- **Work required**: Exactly as written, please set down all of the entries again, with no pictures.

- **Supplied material**:
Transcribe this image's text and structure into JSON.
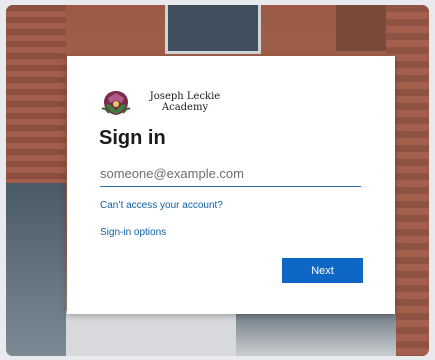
{
  "organization": {
    "name_line1": "Joseph Leckie",
    "name_line2": "Academy",
    "logo_icon": "crest-icon"
  },
  "signin": {
    "title": "Sign in",
    "email_placeholder": "someone@example.com",
    "email_value": "",
    "cant_access_link": "Can’t access your account?",
    "signin_options_link": "Sign-in options",
    "next_button": "Next"
  },
  "colors": {
    "accent": "#0f67c5",
    "link": "#0f5fa8"
  }
}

- **Task solution**:
Transcribe this image's text and structure into JSON.
{
  "organization": {
    "name_line1": "Joseph Leckie",
    "name_line2": "Academy",
    "logo_icon": "crest-icon"
  },
  "signin": {
    "title": "Sign in",
    "email_placeholder": "someone@example.com",
    "email_value": "",
    "cant_access_link": "Can’t access your account?",
    "signin_options_link": "Sign-in options",
    "next_button": "Next"
  },
  "colors": {
    "accent": "#0f67c5",
    "link": "#0f5fa8"
  }
}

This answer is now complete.